• **Written problem**
Check each line of the listing for the word "mother" and report how many lines contain it, giving nothing but the number.

• **Stored data entries**
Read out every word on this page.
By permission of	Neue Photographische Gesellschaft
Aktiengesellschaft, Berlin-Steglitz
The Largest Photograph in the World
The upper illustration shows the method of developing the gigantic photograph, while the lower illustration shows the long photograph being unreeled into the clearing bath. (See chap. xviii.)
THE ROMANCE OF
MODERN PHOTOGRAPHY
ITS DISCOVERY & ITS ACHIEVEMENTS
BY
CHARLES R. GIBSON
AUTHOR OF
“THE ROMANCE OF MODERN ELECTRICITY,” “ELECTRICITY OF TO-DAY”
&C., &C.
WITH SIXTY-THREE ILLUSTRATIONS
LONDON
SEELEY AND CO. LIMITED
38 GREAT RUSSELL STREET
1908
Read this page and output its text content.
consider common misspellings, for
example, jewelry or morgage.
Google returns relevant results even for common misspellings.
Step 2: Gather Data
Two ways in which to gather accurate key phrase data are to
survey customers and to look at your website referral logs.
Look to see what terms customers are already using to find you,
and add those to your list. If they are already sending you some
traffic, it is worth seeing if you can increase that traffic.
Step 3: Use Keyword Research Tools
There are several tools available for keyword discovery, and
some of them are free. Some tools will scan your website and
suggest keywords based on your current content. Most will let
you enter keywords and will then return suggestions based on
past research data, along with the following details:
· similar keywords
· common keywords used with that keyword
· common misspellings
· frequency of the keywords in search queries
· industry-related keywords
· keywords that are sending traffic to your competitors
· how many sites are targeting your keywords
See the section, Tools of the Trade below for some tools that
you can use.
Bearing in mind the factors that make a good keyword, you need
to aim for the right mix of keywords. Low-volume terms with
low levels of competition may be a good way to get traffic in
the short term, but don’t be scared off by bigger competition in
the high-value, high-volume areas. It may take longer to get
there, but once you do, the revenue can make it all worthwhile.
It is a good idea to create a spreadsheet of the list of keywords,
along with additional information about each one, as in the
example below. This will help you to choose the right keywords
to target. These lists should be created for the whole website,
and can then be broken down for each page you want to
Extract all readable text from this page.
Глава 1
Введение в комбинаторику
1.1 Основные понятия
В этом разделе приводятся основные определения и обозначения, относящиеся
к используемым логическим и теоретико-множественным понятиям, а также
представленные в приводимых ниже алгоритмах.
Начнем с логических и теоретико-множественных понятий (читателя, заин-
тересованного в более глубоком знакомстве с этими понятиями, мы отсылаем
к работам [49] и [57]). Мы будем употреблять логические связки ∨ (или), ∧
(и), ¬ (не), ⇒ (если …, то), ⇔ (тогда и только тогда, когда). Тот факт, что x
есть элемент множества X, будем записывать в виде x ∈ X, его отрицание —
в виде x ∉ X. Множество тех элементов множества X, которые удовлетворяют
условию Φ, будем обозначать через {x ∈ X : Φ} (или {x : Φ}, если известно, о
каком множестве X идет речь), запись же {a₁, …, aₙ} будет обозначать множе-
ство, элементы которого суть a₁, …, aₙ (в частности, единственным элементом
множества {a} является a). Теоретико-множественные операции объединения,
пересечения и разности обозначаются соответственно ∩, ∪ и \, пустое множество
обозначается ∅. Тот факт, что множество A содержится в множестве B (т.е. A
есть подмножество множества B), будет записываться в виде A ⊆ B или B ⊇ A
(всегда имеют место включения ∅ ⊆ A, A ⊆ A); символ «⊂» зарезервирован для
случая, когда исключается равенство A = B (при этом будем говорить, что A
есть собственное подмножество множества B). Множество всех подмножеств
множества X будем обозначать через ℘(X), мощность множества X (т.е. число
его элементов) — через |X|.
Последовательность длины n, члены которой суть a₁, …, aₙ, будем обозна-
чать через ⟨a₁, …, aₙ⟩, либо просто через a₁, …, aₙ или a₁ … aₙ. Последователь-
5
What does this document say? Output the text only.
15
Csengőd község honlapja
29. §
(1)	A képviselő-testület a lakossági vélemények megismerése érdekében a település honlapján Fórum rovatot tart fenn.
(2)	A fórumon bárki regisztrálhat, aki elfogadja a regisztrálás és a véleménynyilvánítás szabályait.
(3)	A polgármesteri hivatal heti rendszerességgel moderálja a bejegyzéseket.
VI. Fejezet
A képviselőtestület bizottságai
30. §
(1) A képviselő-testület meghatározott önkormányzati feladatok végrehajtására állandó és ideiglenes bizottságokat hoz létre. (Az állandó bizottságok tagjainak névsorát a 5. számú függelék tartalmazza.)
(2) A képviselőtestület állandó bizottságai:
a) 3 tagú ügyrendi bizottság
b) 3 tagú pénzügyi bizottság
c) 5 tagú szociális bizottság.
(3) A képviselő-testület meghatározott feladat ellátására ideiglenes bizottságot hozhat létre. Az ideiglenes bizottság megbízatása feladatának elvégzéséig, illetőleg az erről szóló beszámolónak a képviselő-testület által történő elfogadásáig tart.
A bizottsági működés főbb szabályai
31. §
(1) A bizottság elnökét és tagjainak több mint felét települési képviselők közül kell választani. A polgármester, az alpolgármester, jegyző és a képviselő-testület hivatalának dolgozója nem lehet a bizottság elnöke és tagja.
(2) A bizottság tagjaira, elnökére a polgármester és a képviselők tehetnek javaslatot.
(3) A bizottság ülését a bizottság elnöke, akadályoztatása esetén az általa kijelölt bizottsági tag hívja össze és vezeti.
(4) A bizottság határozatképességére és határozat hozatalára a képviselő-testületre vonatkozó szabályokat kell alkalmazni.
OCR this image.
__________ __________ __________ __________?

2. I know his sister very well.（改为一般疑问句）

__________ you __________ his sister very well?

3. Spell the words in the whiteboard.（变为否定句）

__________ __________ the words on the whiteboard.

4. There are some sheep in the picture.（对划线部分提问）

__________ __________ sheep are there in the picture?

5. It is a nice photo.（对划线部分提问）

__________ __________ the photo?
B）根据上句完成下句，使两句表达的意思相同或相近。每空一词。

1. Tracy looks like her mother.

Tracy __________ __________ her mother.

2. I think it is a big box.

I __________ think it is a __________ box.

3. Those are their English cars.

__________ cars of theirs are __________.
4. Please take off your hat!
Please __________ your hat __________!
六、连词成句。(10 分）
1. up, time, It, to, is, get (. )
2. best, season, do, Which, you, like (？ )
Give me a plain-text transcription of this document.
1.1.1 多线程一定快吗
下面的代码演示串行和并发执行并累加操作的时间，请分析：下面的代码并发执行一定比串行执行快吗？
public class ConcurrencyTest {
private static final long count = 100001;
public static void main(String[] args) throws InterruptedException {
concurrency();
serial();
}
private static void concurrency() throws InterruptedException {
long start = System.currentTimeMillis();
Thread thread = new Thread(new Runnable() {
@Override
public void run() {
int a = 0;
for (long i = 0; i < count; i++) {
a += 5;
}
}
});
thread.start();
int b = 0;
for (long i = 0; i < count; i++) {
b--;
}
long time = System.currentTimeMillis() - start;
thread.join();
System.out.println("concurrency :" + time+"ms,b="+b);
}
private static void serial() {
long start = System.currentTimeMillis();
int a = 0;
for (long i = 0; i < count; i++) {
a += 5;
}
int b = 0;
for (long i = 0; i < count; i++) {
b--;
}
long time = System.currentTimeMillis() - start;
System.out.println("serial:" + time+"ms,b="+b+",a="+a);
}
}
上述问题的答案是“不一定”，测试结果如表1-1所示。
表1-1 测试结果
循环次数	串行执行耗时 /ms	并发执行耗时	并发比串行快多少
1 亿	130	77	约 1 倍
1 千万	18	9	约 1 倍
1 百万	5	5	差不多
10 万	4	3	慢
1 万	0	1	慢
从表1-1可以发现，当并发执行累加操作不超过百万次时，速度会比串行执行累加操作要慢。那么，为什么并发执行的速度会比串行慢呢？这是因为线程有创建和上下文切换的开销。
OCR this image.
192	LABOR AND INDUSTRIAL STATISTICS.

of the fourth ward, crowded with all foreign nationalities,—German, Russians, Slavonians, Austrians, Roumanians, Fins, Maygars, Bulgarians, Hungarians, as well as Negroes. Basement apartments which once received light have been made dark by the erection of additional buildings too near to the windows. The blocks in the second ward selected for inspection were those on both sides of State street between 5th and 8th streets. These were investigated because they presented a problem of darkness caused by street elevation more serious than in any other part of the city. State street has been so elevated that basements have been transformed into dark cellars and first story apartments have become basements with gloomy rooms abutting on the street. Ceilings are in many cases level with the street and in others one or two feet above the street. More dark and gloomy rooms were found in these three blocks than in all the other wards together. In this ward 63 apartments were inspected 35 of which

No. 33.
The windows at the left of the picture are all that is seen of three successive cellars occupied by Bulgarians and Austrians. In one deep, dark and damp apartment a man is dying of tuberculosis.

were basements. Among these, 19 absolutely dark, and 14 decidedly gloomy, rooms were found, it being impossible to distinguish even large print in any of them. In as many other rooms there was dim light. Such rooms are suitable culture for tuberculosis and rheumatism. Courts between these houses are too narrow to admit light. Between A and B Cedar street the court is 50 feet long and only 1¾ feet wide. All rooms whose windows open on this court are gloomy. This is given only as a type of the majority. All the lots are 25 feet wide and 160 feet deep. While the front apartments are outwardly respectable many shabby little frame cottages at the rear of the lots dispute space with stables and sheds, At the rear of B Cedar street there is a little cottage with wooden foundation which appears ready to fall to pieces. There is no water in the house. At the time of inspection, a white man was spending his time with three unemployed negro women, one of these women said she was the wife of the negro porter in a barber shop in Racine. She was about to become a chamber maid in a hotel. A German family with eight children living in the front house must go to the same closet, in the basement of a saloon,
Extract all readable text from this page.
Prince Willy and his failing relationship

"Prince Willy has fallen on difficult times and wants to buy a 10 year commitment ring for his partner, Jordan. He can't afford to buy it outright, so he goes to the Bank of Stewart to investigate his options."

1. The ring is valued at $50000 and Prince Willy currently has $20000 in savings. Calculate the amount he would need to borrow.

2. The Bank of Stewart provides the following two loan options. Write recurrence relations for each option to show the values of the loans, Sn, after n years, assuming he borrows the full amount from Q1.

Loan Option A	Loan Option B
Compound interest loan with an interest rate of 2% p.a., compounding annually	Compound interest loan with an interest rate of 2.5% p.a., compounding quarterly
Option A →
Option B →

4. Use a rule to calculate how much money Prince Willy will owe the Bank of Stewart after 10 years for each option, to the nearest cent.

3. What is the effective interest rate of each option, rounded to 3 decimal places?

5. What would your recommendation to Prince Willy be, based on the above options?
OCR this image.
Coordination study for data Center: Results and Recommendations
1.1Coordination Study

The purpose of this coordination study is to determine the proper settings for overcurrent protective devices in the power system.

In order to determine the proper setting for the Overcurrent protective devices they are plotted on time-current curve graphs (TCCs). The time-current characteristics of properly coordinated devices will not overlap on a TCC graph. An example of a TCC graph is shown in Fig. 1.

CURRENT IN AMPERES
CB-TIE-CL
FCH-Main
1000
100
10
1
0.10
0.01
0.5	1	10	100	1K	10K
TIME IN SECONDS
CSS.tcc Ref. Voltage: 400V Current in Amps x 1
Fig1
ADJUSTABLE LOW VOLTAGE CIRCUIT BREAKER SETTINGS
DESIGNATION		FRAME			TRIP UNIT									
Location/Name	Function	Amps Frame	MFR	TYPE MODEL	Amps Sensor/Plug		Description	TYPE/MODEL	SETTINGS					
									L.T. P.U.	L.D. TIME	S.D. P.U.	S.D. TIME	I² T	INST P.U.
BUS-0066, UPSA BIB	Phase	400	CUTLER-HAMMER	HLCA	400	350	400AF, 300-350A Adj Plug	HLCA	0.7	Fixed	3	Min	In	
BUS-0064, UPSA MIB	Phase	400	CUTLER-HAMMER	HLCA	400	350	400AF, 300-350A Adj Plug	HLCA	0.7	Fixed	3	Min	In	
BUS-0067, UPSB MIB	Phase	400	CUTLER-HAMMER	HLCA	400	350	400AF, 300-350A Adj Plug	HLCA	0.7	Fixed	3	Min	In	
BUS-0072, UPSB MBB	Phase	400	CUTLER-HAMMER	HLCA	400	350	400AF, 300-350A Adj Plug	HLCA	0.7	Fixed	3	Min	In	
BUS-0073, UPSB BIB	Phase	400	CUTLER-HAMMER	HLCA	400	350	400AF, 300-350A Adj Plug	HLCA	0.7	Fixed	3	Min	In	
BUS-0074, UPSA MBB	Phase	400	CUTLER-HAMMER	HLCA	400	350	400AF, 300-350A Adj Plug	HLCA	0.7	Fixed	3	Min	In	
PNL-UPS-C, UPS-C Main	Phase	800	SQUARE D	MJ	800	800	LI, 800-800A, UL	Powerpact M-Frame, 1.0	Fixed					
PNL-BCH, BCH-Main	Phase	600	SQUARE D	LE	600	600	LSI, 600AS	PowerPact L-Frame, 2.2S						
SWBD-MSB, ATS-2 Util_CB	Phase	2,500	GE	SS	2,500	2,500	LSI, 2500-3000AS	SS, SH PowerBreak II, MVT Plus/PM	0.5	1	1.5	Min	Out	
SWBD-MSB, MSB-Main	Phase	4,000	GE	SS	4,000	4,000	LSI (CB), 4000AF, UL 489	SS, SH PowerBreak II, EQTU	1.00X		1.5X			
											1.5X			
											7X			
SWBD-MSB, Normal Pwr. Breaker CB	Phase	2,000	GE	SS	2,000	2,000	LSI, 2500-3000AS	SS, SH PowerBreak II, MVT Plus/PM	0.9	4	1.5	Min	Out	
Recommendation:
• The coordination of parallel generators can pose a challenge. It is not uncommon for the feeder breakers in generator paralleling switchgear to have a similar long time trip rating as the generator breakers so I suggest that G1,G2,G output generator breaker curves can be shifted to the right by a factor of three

• **Solution below**
2